» Aim of the task:
Your task is to extract every entry that follows word for word while excluding the pictures.

» Records for processing:

———

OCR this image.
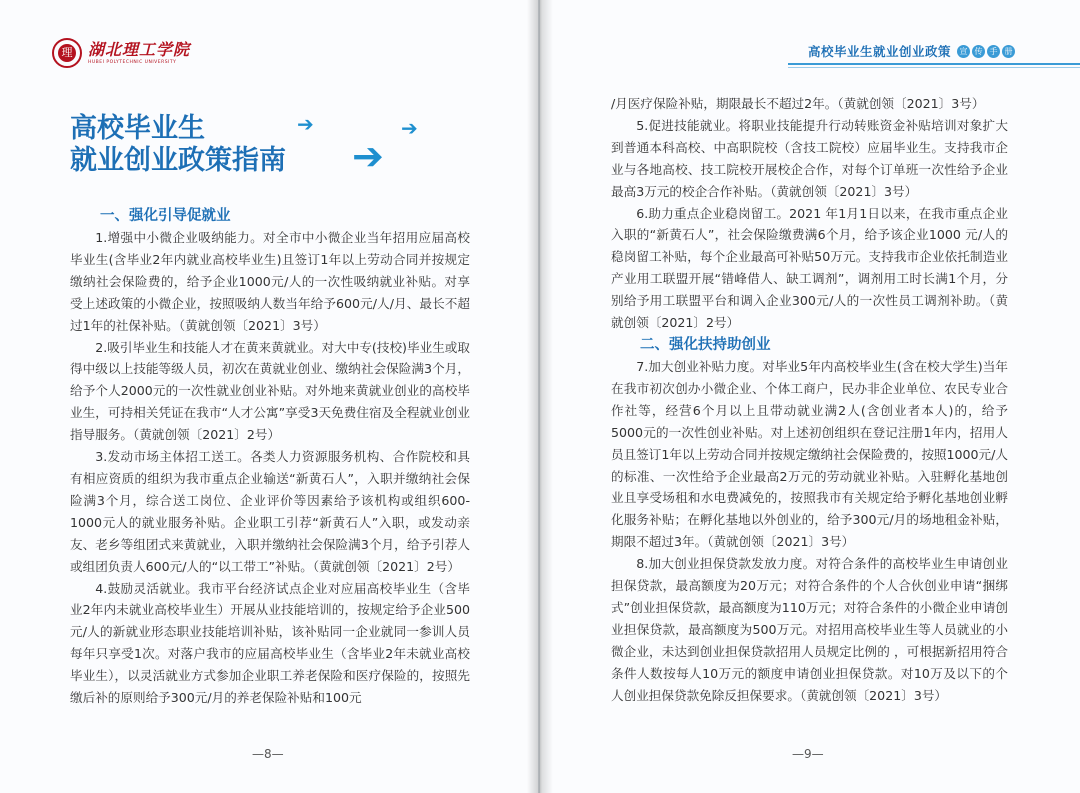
理 湖北理工学院
HUBEI POLYTECHNIC UNIVERSITY
高校毕业生
就业创业政策指南
➔	➔
➔
一、强化引导促就业

1.增强中小微企业吸纳能力。对全市中小微企业当年招用应届高校毕业生(含毕业2年内就业高校毕业生)且签订1年以上劳动合同并按规定缴纳社会保险费的，给予企业1000元/人的一次性吸纳就业补贴。对享受上述政策的小微企业，按照吸纳人数当年给予600元/人/月、最长不超过1年的社保补贴。（黄就创领〔2021〕3号）

2.吸引毕业生和技能人才在黄来黄就业。对大中专(技校)毕业生或取得中级以上技能等级人员，初次在黄就业创业、缴纳社会保险满3个月，给予个人2000元的一次性就业创业补贴。对外地来黄就业创业的高校毕业生，可持相关凭证在我市“人才公寓”享受3天免费住宿及全程就业创业指导服务。（黄就创领〔2021〕2号）

3.发动市场主体招工送工。各类人力资源服务机构、合作院校和具有相应资质的组织为我市重点企业输送“新黄石人”，入职并缴纳社会保险满3个月，综合送工岗位、企业评价等因素给予该机构或组织600-1000元人的就业服务补贴。企业职工引荐“新黄石人”入职，或发动亲友、老乡等组团式来黄就业，入职并缴纳社会保险满3个月，给予引荐人或组团负责人600元/人的“以工带工”补贴。（黄就创领〔2021〕2号）

4.鼓励灵活就业。我市平台经济试点企业对应届高校毕业生（含毕业2年内未就业高校毕业生）开展从业技能培训的，按规定给予企业500元/人的新就业形态职业技能培训补贴，该补贴同一企业就同一参训人员每年只享受1次。对落户我市的应届高校毕业生（含毕业2年未就业高校毕业生），以灵活就业方式参加企业职工养老保险和医疗保险的，按照先缴后补的原则给予300元/月的养老保险补贴和100元

—8—
高校毕业生就业创业政策	宣 传 手 册

/月医疗保险补贴，期限最长不超过2年。（黄就创领〔2021〕3号）

5.促进技能就业。将职业技能提升行动转账资金补贴培训对象扩大到普通本科高校、中高职院校（含技工院校）应届毕业生。支持我市企业与各地高校、技工院校开展校企合作，对每个订单班一次性给予企业最高3万元的校企合作补贴。（黄就创领〔2021〕3号）

6.助力重点企业稳岗留工。2021 年1月1日以来，在我市重点企业入职的“新黄石人”，社会保险缴费满6个月，给予该企业1000 元/人的稳岗留工补贴，每个企业最高可补贴50万元。支持我市企业依托制造业产业用工联盟开展“错峰借人、缺工调剂”，调剂用工时长满1个月，分别给予用工联盟平台和调入企业300元/人的一次性员工调剂补助。（黄就创领〔2021〕2号）

二、强化扶持助创业

7.加大创业补贴力度。对毕业5年内高校毕业生(含在校大学生)当年在我市初次创办小微企业、个体工商户，民办非企业单位、农民专业合作社等，经营6个月以上且带动就业满2人(含创业者本人)的，给予5000元的一次性创业补贴。对上述初创组织在登记注册1年内，招用人员且签订1年以上劳动合同并按规定缴纳社会保险费的，按照1000元/人的标准、一次性给予企业最高2万元的劳动就业补贴。入驻孵化基地创业且享受场租和水电费减免的，按照我市有关规定给予孵化基地创业孵化服务补贴；在孵化基地以外创业的，给予300元/月的场地租金补贴，期限不超过3年。（黄就创领〔2021〕3号）

8.加大创业担保贷款发放力度。对符合条件的高校毕业生申请创业担保贷款，最高额度为20万元；对符合条件的个人合伙创业申请“捆绑式”创业担保贷款，最高额度为110万元；对符合条件的小微企业申请创业担保贷款，最高额度为500万元。对招用高校毕业生等人员就业的小微企业，未达到创业担保贷款招用人员规定比例的 ，可根据新招用符合条件人数按每人10万元的额度申请创业担保贷款。对10万及以下的个人创业担保贷款免除反担保要求。（黄就创领〔2021〕3号）

—9—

———

» Exercise answer:
OCR this image.
理 湖北理工学院
HUBEI POLYTECHNIC UNIVERSITY
高校毕业生
就业创业政策指南
➔	➔
➔
一、强化引导促就业

1.增强中小微企业吸纳能力。对全市中小微企业当年招用应届高校毕业生(含毕业2年内就业高校毕业生)且签订1年以上劳动合同并按规定缴纳社会保险费的，给予企业1000元/人的一次性吸纳就业补贴。对享受上述政策的小微企业，按照吸纳人数当年给予600元/人/月、最长不超过1年的社保补贴。（黄就创领〔2021〕3号）

2.吸引毕业生和技能人才在黄来黄就业。对大中专(技校)毕业生或取得中级以上技能等级人员，初次在黄就业创业、缴纳社会保险满3个月，给予个人2000元的一次性就业创业补贴。对外地来黄就业创业的高校毕业生，可持相关凭证在我市“人才公寓”享受3天免费住宿及全程就业创业指导服务。（黄就创领〔2021〕2号）

3.发动市场主体招工送工。各类人力资源服务机构、合作院校和具有相应资质的组织为我市重点企业输送“新黄石人”，入职并缴纳社会保险满3个月，综合送工岗位、企业评价等因素给予该机构或组织600-1000元人的就业服务补贴。企业职工引荐“新黄石人”入职，或发动亲友、老乡等组团式来黄就业，入职并缴纳社会保险满3个月，给予引荐人或组团负责人600元/人的“以工带工”补贴。（黄就创领〔2021〕2号）

4.鼓励灵活就业。我市平台经济试点企业对应届高校毕业生（含毕业2年内未就业高校毕业生）开展从业技能培训的，按规定给予企业500元/人的新就业形态职业技能培训补贴，该补贴同一企业就同一参训人员每年只享受1次。对落户我市的应届高校毕业生（含毕业2年未就业高校毕业生），以灵活就业方式参加企业职工养老保险和医疗保险的，按照先缴后补的原则给予300元/月的养老保险补贴和100元

—8—
高校毕业生就业创业政策	宣 传 手 册

/月医疗保险补贴，期限最长不超过2年。（黄就创领〔2021〕3号）

5.促进技能就业。将职业技能提升行动转账资金补贴培训对象扩大到普通本科高校、中高职院校（含技工院校）应届毕业生。支持我市企业与各地高校、技工院校开展校企合作，对每个订单班一次性给予企业最高3万元的校企合作补贴。（黄就创领〔2021〕3号）

6.助力重点企业稳岗留工。2021 年1月1日以来，在我市重点企业入职的“新黄石人”，社会保险缴费满6个月，给予该企业1000 元/人的稳岗留工补贴，每个企业最高可补贴50万元。支持我市企业依托制造业产业用工联盟开展“错峰借人、缺工调剂”，调剂用工时长满1个月，分别给予用工联盟平台和调入企业300元/人的一次性员工调剂补助。（黄就创领〔2021〕2号）

二、强化扶持助创业

7.加大创业补贴力度。对毕业5年内高校毕业生(含在校大学生)当年在我市初次创办小微企业、个体工商户，民办非企业单位、农民专业合作社等，经营6个月以上且带动就业满2人(含创业者本人)的，给予5000元的一次性创业补贴。对上述初创组织在登记注册1年内，招用人员且签订1年以上劳动合同并按规定缴纳社会保险费的，按照1000元/人的标准、一次性给予企业最高2万元的劳动就业补贴。入驻孵化基地创业且享受场租和水电费减免的，按照我市有关规定给予孵化基地创业孵化服务补贴；在孵化基地以外创业的，给予300元/月的场地租金补贴，期限不超过3年。（黄就创领〔2021〕3号）

8.加大创业担保贷款发放力度。对符合条件的高校毕业生申请创业担保贷款，最高额度为20万元；对符合条件的个人合伙创业申请“捆绑式”创业担保贷款，最高额度为110万元；对符合条件的小微企业申请创业担保贷款，最高额度为500万元。对招用高校毕业生等人员就业的小微企业，未达到创业担保贷款招用人员规定比例的 ，可根据新招用符合条件人数按每人10万元的额度申请创业担保贷款。对10万及以下的个人创业担保贷款免除反担保要求。（黄就创领〔2021〕3号）

—9—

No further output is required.